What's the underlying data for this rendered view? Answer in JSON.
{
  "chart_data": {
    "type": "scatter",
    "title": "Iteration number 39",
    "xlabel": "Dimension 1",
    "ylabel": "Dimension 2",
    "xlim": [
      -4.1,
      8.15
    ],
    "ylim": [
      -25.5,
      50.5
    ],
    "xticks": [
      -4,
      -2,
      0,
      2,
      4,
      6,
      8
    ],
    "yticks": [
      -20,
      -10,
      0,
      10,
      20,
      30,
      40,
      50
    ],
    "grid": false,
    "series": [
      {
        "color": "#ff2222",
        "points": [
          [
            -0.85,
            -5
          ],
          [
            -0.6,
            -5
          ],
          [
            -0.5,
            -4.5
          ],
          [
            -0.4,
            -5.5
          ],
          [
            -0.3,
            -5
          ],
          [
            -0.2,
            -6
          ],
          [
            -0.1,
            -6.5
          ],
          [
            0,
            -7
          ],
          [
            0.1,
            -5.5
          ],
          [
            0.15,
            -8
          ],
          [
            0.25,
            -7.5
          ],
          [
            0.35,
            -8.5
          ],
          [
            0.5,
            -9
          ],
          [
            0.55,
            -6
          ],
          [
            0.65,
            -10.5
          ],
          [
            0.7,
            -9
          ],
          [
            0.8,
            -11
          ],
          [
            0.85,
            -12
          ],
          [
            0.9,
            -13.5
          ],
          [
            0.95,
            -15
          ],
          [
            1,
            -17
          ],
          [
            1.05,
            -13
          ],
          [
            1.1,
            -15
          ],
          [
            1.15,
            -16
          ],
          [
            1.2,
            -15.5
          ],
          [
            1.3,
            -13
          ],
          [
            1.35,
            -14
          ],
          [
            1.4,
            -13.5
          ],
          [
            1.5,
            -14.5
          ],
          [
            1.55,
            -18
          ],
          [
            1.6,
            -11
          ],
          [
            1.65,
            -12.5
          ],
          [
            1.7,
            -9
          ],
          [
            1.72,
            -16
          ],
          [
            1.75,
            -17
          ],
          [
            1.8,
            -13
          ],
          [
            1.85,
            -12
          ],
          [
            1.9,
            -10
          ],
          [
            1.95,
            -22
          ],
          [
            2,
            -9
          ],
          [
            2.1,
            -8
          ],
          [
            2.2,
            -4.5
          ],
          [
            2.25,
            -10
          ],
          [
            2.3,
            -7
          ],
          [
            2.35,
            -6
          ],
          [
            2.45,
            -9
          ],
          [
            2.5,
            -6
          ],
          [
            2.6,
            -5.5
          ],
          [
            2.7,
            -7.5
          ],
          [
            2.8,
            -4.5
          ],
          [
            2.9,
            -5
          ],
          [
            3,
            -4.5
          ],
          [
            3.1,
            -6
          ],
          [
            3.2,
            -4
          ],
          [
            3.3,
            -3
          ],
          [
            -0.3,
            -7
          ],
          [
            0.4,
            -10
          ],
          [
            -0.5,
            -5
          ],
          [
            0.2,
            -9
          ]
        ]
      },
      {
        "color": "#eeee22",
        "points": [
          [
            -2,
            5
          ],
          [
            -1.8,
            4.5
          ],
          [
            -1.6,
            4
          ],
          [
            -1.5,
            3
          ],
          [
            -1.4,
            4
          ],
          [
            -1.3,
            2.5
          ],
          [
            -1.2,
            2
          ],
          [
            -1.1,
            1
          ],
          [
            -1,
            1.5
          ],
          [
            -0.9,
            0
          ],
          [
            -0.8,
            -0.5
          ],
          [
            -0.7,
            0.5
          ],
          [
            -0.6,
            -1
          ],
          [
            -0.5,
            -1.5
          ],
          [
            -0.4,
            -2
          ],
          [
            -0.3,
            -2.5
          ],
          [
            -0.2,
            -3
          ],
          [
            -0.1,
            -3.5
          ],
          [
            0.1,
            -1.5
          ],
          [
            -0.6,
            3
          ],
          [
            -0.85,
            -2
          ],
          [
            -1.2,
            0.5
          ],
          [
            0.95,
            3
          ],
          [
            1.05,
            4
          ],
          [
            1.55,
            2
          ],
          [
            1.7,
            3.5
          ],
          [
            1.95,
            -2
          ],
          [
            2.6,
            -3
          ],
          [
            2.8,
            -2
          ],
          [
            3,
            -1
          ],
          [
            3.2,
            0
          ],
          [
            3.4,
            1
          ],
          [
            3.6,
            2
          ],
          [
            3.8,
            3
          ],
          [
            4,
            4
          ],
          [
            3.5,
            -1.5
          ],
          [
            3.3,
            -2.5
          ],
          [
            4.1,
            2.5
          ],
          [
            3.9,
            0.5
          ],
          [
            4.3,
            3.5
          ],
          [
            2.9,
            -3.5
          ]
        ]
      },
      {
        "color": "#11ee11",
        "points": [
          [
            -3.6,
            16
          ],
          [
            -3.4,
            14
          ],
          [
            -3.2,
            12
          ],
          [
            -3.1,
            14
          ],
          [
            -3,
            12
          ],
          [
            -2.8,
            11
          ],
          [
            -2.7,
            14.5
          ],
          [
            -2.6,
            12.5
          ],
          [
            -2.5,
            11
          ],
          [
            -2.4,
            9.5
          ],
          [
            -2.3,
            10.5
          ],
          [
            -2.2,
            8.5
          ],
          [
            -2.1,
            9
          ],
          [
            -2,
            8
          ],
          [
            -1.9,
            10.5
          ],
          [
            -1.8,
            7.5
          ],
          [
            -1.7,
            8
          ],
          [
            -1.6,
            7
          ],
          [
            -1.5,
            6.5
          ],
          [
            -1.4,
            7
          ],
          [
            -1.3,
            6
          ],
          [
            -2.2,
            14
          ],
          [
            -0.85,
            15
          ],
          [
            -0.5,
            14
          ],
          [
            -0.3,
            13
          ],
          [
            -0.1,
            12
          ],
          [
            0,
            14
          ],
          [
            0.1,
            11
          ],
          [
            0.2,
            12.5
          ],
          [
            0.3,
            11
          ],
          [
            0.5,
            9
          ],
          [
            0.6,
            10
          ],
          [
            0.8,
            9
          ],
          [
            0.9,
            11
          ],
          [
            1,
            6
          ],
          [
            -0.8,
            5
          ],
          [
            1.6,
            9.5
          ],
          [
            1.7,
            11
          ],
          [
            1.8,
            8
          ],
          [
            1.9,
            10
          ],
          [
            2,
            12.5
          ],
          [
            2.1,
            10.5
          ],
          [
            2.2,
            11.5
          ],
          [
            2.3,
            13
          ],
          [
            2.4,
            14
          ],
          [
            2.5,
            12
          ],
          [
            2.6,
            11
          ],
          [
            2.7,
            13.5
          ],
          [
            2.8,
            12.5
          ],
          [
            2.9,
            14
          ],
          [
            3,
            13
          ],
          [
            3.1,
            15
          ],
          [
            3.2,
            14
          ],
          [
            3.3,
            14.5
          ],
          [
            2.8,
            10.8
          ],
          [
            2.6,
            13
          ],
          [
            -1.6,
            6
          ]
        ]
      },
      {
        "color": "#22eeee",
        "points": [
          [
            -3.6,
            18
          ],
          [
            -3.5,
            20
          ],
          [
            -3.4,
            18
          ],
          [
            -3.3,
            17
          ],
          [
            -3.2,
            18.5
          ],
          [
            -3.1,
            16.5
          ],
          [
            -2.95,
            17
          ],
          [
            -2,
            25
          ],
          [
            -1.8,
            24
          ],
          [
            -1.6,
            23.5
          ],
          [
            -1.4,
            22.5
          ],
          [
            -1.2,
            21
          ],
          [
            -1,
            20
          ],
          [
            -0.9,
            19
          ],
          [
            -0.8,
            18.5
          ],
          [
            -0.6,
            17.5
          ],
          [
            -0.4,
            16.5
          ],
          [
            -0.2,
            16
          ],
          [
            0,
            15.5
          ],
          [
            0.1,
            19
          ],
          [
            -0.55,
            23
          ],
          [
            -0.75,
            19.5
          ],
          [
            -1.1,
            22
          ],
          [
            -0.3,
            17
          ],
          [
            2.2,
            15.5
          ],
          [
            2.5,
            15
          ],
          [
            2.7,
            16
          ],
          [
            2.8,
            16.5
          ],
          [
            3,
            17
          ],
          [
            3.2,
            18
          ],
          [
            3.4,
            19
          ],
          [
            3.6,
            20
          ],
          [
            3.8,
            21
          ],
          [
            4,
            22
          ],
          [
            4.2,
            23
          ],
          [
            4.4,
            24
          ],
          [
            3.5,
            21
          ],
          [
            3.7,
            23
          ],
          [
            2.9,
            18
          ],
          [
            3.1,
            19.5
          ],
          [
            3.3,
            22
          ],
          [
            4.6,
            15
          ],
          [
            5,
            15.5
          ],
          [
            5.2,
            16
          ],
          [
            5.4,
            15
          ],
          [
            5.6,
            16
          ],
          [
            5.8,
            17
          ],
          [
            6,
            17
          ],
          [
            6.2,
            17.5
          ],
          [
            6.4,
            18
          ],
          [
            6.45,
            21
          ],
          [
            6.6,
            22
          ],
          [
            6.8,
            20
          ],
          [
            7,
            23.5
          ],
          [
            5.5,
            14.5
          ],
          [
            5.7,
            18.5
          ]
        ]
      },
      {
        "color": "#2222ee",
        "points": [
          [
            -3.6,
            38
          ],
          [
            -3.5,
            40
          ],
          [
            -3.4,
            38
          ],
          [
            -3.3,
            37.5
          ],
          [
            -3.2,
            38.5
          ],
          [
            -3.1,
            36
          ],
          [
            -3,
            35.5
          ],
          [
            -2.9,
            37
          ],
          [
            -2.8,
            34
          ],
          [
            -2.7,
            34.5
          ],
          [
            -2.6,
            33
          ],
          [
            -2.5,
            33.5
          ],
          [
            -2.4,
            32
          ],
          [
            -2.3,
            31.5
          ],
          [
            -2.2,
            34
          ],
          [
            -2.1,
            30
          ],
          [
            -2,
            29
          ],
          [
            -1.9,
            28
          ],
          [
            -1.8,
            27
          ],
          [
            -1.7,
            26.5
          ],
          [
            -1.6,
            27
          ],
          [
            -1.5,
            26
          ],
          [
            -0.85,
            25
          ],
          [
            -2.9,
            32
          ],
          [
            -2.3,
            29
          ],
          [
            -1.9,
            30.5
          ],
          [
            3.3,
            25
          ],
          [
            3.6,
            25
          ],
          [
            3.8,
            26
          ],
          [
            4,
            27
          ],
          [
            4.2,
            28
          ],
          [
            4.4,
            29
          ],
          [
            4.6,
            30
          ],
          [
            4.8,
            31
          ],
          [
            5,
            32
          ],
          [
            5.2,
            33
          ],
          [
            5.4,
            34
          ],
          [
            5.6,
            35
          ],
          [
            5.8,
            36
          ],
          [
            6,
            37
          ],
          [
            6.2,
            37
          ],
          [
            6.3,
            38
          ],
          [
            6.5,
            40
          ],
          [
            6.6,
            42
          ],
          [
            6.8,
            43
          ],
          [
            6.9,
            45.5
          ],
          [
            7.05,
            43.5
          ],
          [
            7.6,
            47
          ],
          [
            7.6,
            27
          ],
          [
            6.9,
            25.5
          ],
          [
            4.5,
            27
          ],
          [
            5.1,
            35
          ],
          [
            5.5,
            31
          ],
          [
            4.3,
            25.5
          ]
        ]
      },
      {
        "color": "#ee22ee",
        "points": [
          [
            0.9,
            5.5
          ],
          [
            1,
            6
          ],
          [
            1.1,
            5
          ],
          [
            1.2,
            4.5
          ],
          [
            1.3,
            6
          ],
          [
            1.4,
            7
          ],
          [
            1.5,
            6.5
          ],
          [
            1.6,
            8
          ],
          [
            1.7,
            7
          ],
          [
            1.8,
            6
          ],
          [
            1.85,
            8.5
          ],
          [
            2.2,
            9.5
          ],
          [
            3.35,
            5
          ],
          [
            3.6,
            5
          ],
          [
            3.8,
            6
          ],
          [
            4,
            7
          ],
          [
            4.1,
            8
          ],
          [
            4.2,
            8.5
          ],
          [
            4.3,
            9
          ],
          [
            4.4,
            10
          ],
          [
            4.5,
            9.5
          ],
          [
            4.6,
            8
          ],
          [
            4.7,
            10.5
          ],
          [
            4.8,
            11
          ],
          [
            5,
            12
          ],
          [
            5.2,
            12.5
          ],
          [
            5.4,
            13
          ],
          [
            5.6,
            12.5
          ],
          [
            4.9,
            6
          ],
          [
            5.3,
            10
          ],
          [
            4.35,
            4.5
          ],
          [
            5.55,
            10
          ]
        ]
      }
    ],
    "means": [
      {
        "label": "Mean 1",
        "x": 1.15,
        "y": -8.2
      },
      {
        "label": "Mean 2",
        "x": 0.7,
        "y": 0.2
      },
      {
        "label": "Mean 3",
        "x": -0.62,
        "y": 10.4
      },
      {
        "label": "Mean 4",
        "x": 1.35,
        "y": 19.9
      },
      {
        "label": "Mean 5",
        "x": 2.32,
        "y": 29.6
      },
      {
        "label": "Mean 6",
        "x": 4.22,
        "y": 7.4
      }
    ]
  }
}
———
__EXERCISE INSTRUCTIONS__.
Count the lines of the data that include the string "color", and give only that number.

__TASK ANSWER__.
6